(Task data):

▼

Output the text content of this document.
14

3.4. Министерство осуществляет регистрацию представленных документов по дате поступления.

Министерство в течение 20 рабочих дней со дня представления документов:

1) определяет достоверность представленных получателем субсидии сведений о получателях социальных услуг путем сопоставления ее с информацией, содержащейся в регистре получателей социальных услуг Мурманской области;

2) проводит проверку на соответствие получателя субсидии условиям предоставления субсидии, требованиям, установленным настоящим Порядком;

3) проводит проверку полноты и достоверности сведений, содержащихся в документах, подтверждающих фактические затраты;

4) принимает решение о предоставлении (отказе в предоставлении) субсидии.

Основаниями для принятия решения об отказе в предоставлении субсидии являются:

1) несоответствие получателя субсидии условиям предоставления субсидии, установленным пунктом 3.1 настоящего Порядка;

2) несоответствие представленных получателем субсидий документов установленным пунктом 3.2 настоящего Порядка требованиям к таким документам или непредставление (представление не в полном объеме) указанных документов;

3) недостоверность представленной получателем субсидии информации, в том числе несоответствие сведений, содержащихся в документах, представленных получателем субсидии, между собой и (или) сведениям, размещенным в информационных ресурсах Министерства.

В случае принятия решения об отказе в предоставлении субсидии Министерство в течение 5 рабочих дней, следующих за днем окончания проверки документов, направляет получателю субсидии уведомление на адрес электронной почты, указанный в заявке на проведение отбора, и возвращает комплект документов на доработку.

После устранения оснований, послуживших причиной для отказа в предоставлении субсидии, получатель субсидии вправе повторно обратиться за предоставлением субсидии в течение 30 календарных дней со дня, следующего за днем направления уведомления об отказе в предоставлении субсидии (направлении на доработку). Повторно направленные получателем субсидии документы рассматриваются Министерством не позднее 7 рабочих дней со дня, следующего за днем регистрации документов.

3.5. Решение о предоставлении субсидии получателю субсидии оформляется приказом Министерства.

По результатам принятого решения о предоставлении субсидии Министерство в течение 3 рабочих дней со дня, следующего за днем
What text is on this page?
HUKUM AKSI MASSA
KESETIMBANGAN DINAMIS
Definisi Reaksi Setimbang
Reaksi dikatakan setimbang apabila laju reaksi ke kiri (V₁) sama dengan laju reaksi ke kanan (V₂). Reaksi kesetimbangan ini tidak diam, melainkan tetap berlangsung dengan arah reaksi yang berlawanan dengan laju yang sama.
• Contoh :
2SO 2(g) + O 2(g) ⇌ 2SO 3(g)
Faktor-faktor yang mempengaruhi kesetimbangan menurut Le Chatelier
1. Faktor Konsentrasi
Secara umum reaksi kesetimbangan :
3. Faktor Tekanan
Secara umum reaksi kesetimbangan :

▲

(Task goal): Transcribe the data above in full, exactly.

(Problem solution):
Output the text content of this document.
14

3.4. Министерство осуществляет регистрацию представленных документов по дате поступления.

Министерство в течение 20 рабочих дней со дня представления документов:

1) определяет достоверность представленных получателем субсидии сведений о получателях социальных услуг путем сопоставления ее с информацией, содержащейся в регистре получателей социальных услуг Мурманской области;

2) проводит проверку на соответствие получателя субсидии условиям предоставления субсидии, требованиям, установленным настоящим Порядком;

3) проводит проверку полноты и достоверности сведений, содержащихся в документах, подтверждающих фактические затраты;

4) принимает решение о предоставлении (отказе в предоставлении) субсидии.

Основаниями для принятия решения об отказе в предоставлении субсидии являются:

1) несоответствие получателя субсидии условиям предоставления субсидии, установленным пунктом 3.1 настоящего Порядка;

2) несоответствие представленных получателем субсидий документов установленным пунктом 3.2 настоящего Порядка требованиям к таким документам или непредставление (представление не в полном объеме) указанных документов;

3) недостоверность представленной получателем субсидии информации, в том числе несоответствие сведений, содержащихся в документах, представленных получателем субсидии, между собой и (или) сведениям, размещенным в информационных ресурсах Министерства.

В случае принятия решения об отказе в предоставлении субсидии Министерство в течение 5 рабочих дней, следующих за днем окончания проверки документов, направляет получателю субсидии уведомление на адрес электронной почты, указанный в заявке на проведение отбора, и возвращает комплект документов на доработку.

После устранения оснований, послуживших причиной для отказа в предоставлении субсидии, получатель субсидии вправе повторно обратиться за предоставлением субсидии в течение 30 календарных дней со дня, следующего за днем направления уведомления об отказе в предоставлении субсидии (направлении на доработку). Повторно направленные получателем субсидии документы рассматриваются Министерством не позднее 7 рабочих дней со дня, следующего за днем регистрации документов.

3.5. Решение о предоставлении субсидии получателю субсидии оформляется приказом Министерства.

По результатам принятого решения о предоставлении субсидии Министерство в течение 3 рабочих дней со дня, следующего за днем
What text is on this page?
HUKUM AKSI MASSA
KESETIMBANGAN DINAMIS
Definisi Reaksi Setimbang
Reaksi dikatakan setimbang apabila laju reaksi ke kiri (V₁) sama dengan laju reaksi ke kanan (V₂). Reaksi kesetimbangan ini tidak diam, melainkan tetap berlangsung dengan arah reaksi yang berlawanan dengan laju yang sama.
• Contoh :
2SO 2(g) + O 2(g) ⇌ 2SO 3(g)
Faktor-faktor yang mempengaruhi kesetimbangan menurut Le Chatelier
1. Faktor Konsentrasi
Secara umum reaksi kesetimbangan :
3. Faktor Tekanan
Secara umum reaksi kesetimbangan :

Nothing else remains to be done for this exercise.